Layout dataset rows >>
————
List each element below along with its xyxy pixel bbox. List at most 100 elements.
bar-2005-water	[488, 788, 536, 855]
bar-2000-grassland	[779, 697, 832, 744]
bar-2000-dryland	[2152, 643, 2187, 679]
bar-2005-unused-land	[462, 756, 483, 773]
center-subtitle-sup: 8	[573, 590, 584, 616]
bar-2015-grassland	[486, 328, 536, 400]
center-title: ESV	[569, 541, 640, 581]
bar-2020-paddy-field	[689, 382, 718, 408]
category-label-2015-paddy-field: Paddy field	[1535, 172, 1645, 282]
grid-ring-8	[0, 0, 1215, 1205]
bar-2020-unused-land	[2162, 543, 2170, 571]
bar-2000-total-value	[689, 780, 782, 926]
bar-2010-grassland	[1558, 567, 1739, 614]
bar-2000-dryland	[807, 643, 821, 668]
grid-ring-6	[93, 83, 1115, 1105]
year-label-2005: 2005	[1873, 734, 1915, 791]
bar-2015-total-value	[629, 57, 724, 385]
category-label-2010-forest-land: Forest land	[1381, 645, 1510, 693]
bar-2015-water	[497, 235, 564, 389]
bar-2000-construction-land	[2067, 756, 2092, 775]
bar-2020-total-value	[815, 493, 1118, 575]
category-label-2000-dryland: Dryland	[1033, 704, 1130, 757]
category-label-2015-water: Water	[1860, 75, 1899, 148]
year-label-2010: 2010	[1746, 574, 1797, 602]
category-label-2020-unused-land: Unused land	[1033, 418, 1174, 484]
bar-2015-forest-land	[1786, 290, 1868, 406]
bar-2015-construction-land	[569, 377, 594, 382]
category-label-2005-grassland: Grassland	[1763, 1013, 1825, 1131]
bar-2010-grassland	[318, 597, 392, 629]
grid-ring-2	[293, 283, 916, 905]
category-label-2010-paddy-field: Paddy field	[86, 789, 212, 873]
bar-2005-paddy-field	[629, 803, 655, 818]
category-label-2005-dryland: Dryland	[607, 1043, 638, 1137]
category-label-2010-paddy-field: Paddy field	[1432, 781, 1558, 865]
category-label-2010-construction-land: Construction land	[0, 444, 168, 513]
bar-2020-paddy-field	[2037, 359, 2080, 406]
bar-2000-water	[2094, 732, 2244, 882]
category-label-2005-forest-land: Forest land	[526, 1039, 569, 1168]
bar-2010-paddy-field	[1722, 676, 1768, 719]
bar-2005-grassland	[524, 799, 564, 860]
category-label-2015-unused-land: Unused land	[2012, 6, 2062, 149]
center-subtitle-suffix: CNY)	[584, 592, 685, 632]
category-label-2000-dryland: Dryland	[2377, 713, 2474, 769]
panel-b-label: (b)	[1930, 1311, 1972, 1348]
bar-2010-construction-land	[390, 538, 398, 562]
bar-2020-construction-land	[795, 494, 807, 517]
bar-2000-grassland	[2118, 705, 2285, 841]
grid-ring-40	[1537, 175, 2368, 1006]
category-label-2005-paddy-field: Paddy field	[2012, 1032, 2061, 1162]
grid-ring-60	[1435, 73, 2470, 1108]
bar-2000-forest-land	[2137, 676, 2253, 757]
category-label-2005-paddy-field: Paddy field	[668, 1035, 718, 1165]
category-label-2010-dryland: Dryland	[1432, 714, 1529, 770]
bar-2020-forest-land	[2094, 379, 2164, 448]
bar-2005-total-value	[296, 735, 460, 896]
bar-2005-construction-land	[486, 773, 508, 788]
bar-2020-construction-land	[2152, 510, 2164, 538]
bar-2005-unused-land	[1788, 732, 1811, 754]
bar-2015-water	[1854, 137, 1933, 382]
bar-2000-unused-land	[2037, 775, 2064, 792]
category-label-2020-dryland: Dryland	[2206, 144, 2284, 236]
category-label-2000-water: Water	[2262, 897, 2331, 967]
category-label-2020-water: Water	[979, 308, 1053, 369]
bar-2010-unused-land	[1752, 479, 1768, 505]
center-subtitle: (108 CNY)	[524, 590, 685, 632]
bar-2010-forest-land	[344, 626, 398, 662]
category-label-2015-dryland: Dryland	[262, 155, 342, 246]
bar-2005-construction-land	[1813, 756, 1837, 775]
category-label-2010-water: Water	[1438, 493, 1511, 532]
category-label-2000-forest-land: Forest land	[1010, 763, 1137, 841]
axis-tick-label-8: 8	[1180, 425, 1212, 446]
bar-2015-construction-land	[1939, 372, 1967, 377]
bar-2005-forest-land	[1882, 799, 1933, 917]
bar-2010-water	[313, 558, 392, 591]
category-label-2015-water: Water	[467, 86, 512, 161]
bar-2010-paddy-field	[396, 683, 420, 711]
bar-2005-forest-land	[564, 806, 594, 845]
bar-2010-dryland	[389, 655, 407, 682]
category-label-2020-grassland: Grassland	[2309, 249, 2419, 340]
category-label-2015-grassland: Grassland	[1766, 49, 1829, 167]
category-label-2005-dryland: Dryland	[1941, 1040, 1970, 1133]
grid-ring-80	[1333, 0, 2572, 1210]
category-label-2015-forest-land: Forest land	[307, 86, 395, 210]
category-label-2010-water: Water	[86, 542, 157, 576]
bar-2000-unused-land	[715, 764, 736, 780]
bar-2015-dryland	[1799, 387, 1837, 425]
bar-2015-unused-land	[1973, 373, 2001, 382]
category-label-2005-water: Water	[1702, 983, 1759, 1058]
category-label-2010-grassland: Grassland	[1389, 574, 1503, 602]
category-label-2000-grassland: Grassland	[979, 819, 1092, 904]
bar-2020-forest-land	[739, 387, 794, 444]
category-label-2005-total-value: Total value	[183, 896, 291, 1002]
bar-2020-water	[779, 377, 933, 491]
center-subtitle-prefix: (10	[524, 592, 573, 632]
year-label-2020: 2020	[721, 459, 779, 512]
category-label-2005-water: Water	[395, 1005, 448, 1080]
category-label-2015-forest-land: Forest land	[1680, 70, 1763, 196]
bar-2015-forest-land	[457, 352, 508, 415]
————
Task to carry out >>
Switch every "Forest land" in the rows above to "Woodland" and write all the lines out again, leaving everything else unchanged.

Written response >>
List each element below along with its xyxy pixel bbox. List at most 100 elements.
bar-2005-water	[488, 788, 536, 855]
bar-2000-grassland	[779, 697, 832, 744]
bar-2000-dryland	[2152, 643, 2187, 679]
bar-2005-unused-land	[462, 756, 483, 773]
center-subtitle-sup: 8	[573, 590, 584, 616]
bar-2015-grassland	[486, 328, 536, 400]
center-title: ESV	[569, 541, 640, 581]
bar-2020-paddy-field	[689, 382, 718, 408]
category-label-2015-paddy-field: Paddy field	[1535, 172, 1645, 282]
grid-ring-8	[0, 0, 1215, 1205]
bar-2020-unused-land	[2162, 543, 2170, 571]
bar-2000-total-value	[689, 780, 782, 926]
bar-2010-grassland	[1558, 567, 1739, 614]
bar-2000-dryland	[807, 643, 821, 668]
grid-ring-6	[93, 83, 1115, 1105]
year-label-2005: 2005	[1873, 734, 1915, 791]
bar-2015-total-value	[629, 57, 724, 385]
category-label-2010-forest-land: Woodland	[1381, 645, 1510, 693]
bar-2015-water	[497, 235, 564, 389]
bar-2000-construction-land	[2067, 756, 2092, 775]
bar-2020-total-value	[815, 493, 1118, 575]
category-label-2000-dryland: Dryland	[1033, 704, 1130, 757]
category-label-2015-water: Water	[1860, 75, 1899, 148]
year-label-2010: 2010	[1746, 574, 1797, 602]
category-label-2020-unused-land: Unused land	[1033, 418, 1174, 484]
bar-2015-forest-land	[1786, 290, 1868, 406]
bar-2015-construction-land	[569, 377, 594, 382]
category-label-2005-grassland: Grassland	[1763, 1013, 1825, 1131]
bar-2010-grassland	[318, 597, 392, 629]
grid-ring-2	[293, 283, 916, 905]
category-label-2010-paddy-field: Paddy field	[86, 789, 212, 873]
bar-2005-paddy-field	[629, 803, 655, 818]
category-label-2005-dryland: Dryland	[607, 1043, 638, 1137]
category-label-2010-paddy-field: Paddy field	[1432, 781, 1558, 865]
category-label-2010-construction-land: Construction land	[0, 444, 168, 513]
bar-2020-paddy-field	[2037, 359, 2080, 406]
bar-2000-water	[2094, 732, 2244, 882]
category-label-2005-forest-land: Woodland	[526, 1039, 569, 1168]
bar-2010-paddy-field	[1722, 676, 1768, 719]
bar-2005-grassland	[524, 799, 564, 860]
category-label-2015-unused-land: Unused land	[2012, 6, 2062, 149]
center-subtitle-suffix: CNY)	[584, 592, 685, 632]
category-label-2000-dryland: Dryland	[2377, 713, 2474, 769]
panel-b-label: (b)	[1930, 1311, 1972, 1348]
bar-2010-construction-land	[390, 538, 398, 562]
bar-2020-construction-land	[795, 494, 807, 517]
bar-2000-grassland	[2118, 705, 2285, 841]
grid-ring-40	[1537, 175, 2368, 1006]
category-label-2005-paddy-field: Paddy field	[2012, 1032, 2061, 1162]
grid-ring-60	[1435, 73, 2470, 1108]
bar-2000-forest-land	[2137, 676, 2253, 757]
category-label-2005-paddy-field: Paddy field	[668, 1035, 718, 1165]
category-label-2010-dryland: Dryland	[1432, 714, 1529, 770]
bar-2020-forest-land	[2094, 379, 2164, 448]
bar-2005-total-value	[296, 735, 460, 896]
bar-2005-construction-land	[486, 773, 508, 788]
bar-2020-construction-land	[2152, 510, 2164, 538]
bar-2005-unused-land	[1788, 732, 1811, 754]
bar-2015-water	[1854, 137, 1933, 382]
bar-2000-unused-land	[2037, 775, 2064, 792]
category-label-2020-dryland: Dryland	[2206, 144, 2284, 236]
category-label-2000-water: Water	[2262, 897, 2331, 967]
category-label-2020-water: Water	[979, 308, 1053, 369]
bar-2010-unused-land	[1752, 479, 1768, 505]
center-subtitle: (108 CNY)	[524, 590, 685, 632]
bar-2010-forest-land	[344, 626, 398, 662]
category-label-2015-dryland: Dryland	[262, 155, 342, 246]
bar-2005-construction-land	[1813, 756, 1837, 775]
category-label-2010-water: Water	[1438, 493, 1511, 532]
category-label-2000-forest-land: Woodland	[1010, 763, 1137, 841]
axis-tick-label-8: 8	[1180, 425, 1212, 446]
bar-2015-construction-land	[1939, 372, 1967, 377]
bar-2005-forest-land	[1882, 799, 1933, 917]
bar-2010-water	[313, 558, 392, 591]
category-label-2015-water: Water	[467, 86, 512, 161]
bar-2010-paddy-field	[396, 683, 420, 711]
bar-2005-forest-land	[564, 806, 594, 845]
bar-2010-dryland	[389, 655, 407, 682]
category-label-2020-grassland: Grassland	[2309, 249, 2419, 340]
category-label-2015-grassland: Grassland	[1766, 49, 1829, 167]
category-label-2005-dryland: Dryland	[1941, 1040, 1970, 1133]
grid-ring-80	[1333, 0, 2572, 1210]
category-label-2015-forest-land: Woodland	[307, 86, 395, 210]
category-label-2010-water: Water	[86, 542, 157, 576]
bar-2000-unused-land	[715, 764, 736, 780]
bar-2015-dryland	[1799, 387, 1837, 425]
bar-2015-unused-land	[1973, 373, 2001, 382]
category-label-2005-water: Water	[1702, 983, 1759, 1058]
category-label-2010-grassland: Grassland	[1389, 574, 1503, 602]
category-label-2000-grassland: Grassland	[979, 819, 1092, 904]
bar-2020-forest-land	[739, 387, 794, 444]
category-label-2005-total-value: Total value	[183, 896, 291, 1002]
bar-2020-water	[779, 377, 933, 491]
center-subtitle-prefix: (10	[524, 592, 573, 632]
year-label-2020: 2020	[721, 459, 779, 512]
category-label-2005-water: Water	[395, 1005, 448, 1080]
category-label-2015-forest-land: Woodland	[1680, 70, 1763, 196]
bar-2015-forest-land	[457, 352, 508, 415]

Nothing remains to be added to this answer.